_Aim_:
Locate the lines where "customers" occurs and copy them as they stand.

_Data supplied_:
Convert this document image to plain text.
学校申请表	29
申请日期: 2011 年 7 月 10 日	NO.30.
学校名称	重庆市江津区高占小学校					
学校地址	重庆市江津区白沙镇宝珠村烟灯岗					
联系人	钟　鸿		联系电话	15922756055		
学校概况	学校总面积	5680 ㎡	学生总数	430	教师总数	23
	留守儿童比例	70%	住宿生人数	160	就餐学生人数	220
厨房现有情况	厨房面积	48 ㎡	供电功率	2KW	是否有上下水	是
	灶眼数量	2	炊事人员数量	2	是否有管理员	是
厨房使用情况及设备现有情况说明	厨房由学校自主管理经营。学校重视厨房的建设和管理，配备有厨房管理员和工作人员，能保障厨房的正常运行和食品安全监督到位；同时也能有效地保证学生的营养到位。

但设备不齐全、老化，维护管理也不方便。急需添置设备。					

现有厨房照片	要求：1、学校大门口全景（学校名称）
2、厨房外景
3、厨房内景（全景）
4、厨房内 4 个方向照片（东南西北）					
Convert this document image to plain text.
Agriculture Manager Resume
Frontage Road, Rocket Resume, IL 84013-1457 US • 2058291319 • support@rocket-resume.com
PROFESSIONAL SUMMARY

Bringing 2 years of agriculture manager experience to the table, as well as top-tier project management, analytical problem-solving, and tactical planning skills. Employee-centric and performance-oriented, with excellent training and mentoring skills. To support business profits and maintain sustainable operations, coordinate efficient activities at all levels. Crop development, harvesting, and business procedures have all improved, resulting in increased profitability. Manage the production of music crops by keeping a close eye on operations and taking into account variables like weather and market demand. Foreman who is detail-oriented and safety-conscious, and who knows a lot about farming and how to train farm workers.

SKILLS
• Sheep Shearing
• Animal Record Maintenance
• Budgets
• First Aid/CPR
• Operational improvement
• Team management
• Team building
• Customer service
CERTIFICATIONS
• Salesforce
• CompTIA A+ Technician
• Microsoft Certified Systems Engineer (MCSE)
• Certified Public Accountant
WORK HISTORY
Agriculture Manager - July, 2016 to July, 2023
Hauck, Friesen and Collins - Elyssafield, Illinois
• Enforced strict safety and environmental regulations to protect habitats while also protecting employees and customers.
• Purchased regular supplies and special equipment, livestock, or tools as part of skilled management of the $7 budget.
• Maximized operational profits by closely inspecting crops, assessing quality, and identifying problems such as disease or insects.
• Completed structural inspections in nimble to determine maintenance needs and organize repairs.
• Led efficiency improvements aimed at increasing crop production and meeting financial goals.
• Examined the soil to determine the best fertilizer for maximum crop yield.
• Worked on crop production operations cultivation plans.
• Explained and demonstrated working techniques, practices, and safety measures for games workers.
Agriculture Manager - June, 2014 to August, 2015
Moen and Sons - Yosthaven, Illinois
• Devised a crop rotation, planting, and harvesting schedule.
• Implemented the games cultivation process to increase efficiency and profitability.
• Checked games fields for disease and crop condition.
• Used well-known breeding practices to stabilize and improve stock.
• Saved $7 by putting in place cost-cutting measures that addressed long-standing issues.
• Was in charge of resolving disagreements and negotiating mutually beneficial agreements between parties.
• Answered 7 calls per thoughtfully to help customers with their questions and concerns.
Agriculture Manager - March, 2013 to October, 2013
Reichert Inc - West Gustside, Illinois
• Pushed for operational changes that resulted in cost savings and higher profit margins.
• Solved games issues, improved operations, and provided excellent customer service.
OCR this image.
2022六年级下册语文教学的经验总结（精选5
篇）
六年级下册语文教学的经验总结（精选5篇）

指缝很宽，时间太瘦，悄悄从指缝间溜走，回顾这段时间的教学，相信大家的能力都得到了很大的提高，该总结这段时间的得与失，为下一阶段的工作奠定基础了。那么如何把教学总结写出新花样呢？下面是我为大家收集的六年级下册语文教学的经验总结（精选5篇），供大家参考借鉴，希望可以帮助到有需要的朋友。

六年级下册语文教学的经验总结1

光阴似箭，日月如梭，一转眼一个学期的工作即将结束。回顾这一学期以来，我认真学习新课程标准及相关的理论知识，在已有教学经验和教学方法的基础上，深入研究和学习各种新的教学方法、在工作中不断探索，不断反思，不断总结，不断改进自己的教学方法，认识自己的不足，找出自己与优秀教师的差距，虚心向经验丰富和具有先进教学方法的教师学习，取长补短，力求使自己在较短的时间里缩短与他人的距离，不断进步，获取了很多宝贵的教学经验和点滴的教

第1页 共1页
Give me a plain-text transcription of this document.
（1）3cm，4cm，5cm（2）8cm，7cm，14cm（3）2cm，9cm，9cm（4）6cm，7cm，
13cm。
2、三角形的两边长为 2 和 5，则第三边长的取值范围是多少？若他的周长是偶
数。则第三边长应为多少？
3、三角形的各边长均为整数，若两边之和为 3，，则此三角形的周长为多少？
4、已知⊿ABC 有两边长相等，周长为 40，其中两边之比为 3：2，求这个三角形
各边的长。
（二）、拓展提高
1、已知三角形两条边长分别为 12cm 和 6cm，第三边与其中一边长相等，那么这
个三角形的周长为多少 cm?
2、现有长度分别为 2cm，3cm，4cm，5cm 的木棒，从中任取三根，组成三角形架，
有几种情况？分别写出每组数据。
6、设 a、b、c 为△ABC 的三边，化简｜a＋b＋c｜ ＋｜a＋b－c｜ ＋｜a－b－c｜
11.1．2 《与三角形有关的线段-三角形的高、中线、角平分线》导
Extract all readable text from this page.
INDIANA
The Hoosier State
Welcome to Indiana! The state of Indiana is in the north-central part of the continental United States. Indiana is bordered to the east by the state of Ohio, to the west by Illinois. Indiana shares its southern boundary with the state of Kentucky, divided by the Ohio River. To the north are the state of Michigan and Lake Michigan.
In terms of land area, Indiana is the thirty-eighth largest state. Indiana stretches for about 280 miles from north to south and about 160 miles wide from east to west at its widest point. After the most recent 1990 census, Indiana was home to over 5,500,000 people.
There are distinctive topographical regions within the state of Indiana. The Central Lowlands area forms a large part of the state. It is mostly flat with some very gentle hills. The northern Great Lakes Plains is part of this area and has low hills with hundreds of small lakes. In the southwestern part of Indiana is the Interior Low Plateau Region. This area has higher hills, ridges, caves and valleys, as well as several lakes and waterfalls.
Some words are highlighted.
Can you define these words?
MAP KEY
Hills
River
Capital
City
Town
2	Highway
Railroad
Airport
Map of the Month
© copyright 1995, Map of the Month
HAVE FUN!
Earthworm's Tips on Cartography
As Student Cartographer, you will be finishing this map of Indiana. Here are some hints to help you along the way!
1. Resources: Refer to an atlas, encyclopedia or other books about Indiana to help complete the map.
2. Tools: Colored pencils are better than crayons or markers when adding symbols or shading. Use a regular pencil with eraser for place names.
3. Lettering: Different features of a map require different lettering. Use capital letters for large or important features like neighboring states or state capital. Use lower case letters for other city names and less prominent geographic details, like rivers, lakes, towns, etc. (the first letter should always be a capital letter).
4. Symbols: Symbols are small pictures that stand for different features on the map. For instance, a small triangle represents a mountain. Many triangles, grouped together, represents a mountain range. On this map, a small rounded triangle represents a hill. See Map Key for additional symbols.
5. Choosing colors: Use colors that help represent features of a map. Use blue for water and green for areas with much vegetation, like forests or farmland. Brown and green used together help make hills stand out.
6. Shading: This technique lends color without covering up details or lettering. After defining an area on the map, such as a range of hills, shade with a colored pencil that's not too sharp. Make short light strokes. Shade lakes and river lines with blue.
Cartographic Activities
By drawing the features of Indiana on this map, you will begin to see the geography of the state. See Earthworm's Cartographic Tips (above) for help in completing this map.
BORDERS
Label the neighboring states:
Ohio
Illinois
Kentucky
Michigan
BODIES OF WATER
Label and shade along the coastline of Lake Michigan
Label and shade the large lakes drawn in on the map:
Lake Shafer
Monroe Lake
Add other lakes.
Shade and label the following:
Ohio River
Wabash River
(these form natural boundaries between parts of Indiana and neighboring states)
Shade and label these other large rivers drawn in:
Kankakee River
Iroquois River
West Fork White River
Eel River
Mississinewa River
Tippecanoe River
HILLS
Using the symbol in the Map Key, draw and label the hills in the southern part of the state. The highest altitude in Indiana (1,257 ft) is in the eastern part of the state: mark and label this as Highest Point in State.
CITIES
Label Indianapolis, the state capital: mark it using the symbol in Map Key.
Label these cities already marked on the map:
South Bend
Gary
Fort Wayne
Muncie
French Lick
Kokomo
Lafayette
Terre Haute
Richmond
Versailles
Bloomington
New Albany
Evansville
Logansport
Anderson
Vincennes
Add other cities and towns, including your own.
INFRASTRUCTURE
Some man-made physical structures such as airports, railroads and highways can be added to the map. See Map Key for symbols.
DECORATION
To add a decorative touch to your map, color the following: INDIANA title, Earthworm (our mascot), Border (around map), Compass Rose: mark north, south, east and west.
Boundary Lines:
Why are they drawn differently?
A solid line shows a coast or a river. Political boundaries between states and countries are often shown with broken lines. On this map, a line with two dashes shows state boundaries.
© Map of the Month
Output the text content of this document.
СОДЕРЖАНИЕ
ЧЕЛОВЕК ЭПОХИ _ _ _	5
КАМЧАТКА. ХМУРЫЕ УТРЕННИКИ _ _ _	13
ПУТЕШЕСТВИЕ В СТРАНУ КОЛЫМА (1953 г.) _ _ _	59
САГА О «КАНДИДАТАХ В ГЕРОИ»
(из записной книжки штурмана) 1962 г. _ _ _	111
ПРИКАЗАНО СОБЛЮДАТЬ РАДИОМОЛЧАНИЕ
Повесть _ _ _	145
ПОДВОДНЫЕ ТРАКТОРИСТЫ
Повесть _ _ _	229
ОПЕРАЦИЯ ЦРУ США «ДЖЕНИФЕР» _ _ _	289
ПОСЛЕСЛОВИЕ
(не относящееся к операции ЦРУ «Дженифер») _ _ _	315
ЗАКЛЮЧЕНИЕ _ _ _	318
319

_The solution_:
• Enforced strict safety and environmental regulations to protect habitats while also protecting employees and customers.
• Answered 7 calls per thoughtfully to help customers with their questions and concerns.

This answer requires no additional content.